What the task requires
Work through the data below line by line and say how many lines hold "party"; give only the number.

---- Information given

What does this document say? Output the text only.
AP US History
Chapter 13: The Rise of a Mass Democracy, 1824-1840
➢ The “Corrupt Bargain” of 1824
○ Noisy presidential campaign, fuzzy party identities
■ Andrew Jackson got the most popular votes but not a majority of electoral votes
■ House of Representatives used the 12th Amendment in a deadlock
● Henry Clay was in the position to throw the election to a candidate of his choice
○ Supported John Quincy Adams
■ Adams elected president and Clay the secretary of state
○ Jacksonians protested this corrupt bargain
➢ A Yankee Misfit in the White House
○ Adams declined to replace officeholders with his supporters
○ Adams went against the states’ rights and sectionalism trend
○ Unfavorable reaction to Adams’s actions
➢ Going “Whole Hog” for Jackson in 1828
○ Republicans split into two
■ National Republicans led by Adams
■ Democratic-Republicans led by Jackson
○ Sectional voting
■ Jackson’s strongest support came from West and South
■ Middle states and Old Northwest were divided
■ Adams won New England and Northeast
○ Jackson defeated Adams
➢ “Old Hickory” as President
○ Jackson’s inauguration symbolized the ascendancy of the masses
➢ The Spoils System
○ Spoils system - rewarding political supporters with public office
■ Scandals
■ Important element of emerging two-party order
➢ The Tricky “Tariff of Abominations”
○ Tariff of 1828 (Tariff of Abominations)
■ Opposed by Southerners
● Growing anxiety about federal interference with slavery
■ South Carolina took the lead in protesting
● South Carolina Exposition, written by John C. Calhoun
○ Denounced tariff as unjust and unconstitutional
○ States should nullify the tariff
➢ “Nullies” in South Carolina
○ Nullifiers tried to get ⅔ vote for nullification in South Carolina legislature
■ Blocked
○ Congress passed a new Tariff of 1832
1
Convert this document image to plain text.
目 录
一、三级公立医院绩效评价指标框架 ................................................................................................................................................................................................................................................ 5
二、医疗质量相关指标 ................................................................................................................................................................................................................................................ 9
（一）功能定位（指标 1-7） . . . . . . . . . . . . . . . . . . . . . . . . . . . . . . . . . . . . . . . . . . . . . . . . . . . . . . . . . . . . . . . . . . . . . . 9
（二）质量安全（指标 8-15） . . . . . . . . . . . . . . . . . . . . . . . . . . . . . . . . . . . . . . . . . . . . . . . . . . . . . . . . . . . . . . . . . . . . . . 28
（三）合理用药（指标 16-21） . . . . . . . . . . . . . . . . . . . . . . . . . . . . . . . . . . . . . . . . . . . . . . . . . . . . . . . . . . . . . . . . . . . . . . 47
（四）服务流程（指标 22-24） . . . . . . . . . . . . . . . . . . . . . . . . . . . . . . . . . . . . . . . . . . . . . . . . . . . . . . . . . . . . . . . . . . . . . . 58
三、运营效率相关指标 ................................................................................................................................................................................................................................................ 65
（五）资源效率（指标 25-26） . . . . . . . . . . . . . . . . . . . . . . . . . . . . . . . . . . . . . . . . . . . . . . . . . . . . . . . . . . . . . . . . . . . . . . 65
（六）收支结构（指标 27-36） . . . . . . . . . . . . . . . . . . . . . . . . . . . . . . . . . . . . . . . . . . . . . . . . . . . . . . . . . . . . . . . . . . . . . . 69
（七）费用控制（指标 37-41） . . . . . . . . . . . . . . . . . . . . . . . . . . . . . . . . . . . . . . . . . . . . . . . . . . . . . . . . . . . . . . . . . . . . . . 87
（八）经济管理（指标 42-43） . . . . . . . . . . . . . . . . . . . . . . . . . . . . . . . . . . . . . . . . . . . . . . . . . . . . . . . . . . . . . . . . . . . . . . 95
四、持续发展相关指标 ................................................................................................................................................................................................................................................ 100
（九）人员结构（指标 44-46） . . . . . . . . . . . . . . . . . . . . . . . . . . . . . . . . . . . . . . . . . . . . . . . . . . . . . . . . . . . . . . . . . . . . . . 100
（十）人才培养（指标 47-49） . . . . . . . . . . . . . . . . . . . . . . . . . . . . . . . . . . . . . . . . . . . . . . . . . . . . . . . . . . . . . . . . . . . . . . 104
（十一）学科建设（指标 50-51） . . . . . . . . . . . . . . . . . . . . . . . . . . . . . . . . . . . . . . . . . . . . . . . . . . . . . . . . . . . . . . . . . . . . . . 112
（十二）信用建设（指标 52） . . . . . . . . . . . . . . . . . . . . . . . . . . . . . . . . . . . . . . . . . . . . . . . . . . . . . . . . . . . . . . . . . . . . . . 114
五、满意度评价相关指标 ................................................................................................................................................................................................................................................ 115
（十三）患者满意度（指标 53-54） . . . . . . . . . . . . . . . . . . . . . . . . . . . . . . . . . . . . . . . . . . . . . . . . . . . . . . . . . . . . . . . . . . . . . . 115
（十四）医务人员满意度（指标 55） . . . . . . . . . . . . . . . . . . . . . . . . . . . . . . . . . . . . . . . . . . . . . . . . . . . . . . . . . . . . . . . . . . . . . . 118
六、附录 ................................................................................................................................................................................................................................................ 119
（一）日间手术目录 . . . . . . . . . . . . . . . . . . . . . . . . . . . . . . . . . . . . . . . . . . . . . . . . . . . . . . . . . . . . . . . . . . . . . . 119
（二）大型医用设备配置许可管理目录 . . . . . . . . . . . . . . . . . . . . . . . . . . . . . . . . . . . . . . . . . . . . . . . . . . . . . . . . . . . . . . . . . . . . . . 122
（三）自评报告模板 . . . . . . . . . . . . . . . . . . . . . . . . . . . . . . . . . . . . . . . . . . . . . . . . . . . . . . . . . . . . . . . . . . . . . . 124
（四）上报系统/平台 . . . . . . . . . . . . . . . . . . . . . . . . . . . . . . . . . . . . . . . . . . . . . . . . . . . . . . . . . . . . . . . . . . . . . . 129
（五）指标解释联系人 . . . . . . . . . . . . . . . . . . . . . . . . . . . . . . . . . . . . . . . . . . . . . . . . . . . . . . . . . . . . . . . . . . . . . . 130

--------

Solution below
2